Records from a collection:
==========

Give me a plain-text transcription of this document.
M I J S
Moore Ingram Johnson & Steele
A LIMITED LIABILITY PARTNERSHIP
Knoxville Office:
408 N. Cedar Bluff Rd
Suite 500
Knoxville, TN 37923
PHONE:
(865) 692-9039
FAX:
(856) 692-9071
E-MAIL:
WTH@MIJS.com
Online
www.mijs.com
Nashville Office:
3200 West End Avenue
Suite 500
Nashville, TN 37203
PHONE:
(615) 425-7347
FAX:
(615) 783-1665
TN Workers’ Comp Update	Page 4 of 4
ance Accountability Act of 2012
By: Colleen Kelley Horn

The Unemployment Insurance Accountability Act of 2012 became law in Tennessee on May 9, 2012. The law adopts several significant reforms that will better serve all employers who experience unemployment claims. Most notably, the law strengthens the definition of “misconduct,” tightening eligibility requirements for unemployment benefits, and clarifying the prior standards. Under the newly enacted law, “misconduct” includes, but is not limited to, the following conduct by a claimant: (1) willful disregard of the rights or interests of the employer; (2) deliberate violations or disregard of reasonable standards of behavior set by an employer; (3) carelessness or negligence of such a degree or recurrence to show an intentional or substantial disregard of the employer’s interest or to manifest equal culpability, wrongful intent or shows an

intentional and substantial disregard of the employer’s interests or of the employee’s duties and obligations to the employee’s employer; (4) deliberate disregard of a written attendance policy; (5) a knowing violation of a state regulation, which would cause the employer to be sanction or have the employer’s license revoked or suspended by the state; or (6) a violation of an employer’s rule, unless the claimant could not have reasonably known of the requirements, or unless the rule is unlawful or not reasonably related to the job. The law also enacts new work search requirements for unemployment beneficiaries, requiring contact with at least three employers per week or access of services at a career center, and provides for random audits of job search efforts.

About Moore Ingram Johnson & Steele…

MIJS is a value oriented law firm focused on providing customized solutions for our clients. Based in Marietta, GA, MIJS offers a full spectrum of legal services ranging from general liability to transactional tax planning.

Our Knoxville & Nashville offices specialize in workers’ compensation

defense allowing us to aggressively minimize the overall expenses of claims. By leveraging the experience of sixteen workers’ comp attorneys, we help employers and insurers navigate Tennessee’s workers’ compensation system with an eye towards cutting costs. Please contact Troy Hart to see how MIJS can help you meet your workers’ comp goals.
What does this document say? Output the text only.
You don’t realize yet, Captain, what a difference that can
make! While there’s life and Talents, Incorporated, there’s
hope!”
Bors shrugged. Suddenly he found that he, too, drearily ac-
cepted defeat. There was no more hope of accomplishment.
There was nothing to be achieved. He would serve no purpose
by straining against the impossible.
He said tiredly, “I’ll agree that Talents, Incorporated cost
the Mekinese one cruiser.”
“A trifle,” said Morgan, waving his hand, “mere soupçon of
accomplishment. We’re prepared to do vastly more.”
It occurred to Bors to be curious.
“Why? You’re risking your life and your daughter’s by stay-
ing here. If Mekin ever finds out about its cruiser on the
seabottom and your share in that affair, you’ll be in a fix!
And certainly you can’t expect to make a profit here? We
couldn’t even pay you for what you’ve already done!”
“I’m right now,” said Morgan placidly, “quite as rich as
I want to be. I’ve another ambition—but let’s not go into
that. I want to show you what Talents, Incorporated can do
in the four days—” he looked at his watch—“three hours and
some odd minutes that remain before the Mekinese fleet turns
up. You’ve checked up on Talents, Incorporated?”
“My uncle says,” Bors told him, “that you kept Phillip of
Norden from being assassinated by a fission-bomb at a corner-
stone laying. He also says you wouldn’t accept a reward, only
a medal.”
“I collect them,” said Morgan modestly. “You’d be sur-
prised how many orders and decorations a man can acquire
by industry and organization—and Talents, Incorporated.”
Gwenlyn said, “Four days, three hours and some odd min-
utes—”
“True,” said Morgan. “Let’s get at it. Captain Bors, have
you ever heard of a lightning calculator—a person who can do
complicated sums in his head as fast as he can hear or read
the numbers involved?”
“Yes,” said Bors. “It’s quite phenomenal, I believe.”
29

==========

WHAT NEEDS TO BE DONE: Give the records above again, word for word.

FULL RESPONSE:
Give me a plain-text transcription of this document.
M I J S
Moore Ingram Johnson & Steele
A LIMITED LIABILITY PARTNERSHIP
Knoxville Office:
408 N. Cedar Bluff Rd
Suite 500
Knoxville, TN 37923
PHONE:
(865) 692-9039
FAX:
(856) 692-9071
E-MAIL:
WTH@MIJS.com
Online
www.mijs.com
Nashville Office:
3200 West End Avenue
Suite 500
Nashville, TN 37203
PHONE:
(615) 425-7347
FAX:
(615) 783-1665
TN Workers’ Comp Update	Page 4 of 4
ance Accountability Act of 2012
By: Colleen Kelley Horn

The Unemployment Insurance Accountability Act of 2012 became law in Tennessee on May 9, 2012. The law adopts several significant reforms that will better serve all employers who experience unemployment claims. Most notably, the law strengthens the definition of “misconduct,” tightening eligibility requirements for unemployment benefits, and clarifying the prior standards. Under the newly enacted law, “misconduct” includes, but is not limited to, the following conduct by a claimant: (1) willful disregard of the rights or interests of the employer; (2) deliberate violations or disregard of reasonable standards of behavior set by an employer; (3) carelessness or negligence of such a degree or recurrence to show an intentional or substantial disregard of the employer’s interest or to manifest equal culpability, wrongful intent or shows an

intentional and substantial disregard of the employer’s interests or of the employee’s duties and obligations to the employee’s employer; (4) deliberate disregard of a written attendance policy; (5) a knowing violation of a state regulation, which would cause the employer to be sanction or have the employer’s license revoked or suspended by the state; or (6) a violation of an employer’s rule, unless the claimant could not have reasonably known of the requirements, or unless the rule is unlawful or not reasonably related to the job. The law also enacts new work search requirements for unemployment beneficiaries, requiring contact with at least three employers per week or access of services at a career center, and provides for random audits of job search efforts.

About Moore Ingram Johnson & Steele…

MIJS is a value oriented law firm focused on providing customized solutions for our clients. Based in Marietta, GA, MIJS offers a full spectrum of legal services ranging from general liability to transactional tax planning.

Our Knoxville & Nashville offices specialize in workers’ compensation

defense allowing us to aggressively minimize the overall expenses of claims. By leveraging the experience of sixteen workers’ comp attorneys, we help employers and insurers navigate Tennessee’s workers’ compensation system with an eye towards cutting costs. Please contact Troy Hart to see how MIJS can help you meet your workers’ comp goals.
What does this document say? Output the text only.
You don’t realize yet, Captain, what a difference that can
make! While there’s life and Talents, Incorporated, there’s
hope!”
Bors shrugged. Suddenly he found that he, too, drearily ac-
cepted defeat. There was no more hope of accomplishment.
There was nothing to be achieved. He would serve no purpose
by straining against the impossible.
He said tiredly, “I’ll agree that Talents, Incorporated cost
the Mekinese one cruiser.”
“A trifle,” said Morgan, waving his hand, “mere soupçon of
accomplishment. We’re prepared to do vastly more.”
It occurred to Bors to be curious.
“Why? You’re risking your life and your daughter’s by stay-
ing here. If Mekin ever finds out about its cruiser on the
seabottom and your share in that affair, you’ll be in a fix!
And certainly you can’t expect to make a profit here? We
couldn’t even pay you for what you’ve already done!”
“I’m right now,” said Morgan placidly, “quite as rich as
I want to be. I’ve another ambition—but let’s not go into
that. I want to show you what Talents, Incorporated can do
in the four days—” he looked at his watch—“three hours and
some odd minutes that remain before the Mekinese fleet turns
up. You’ve checked up on Talents, Incorporated?”
“My uncle says,” Bors told him, “that you kept Phillip of
Norden from being assassinated by a fission-bomb at a corner-
stone laying. He also says you wouldn’t accept a reward, only
a medal.”
“I collect them,” said Morgan modestly. “You’d be sur-
prised how many orders and decorations a man can acquire
by industry and organization—and Talents, Incorporated.”
Gwenlyn said, “Four days, three hours and some odd min-
utes—”
“True,” said Morgan. “Let’s get at it. Captain Bors, have
you ever heard of a lightning calculator—a person who can do
complicated sums in his head as fast as he can hear or read
the numbers involved?”
“Yes,” said Bors. “It’s quite phenomenal, I believe.”
29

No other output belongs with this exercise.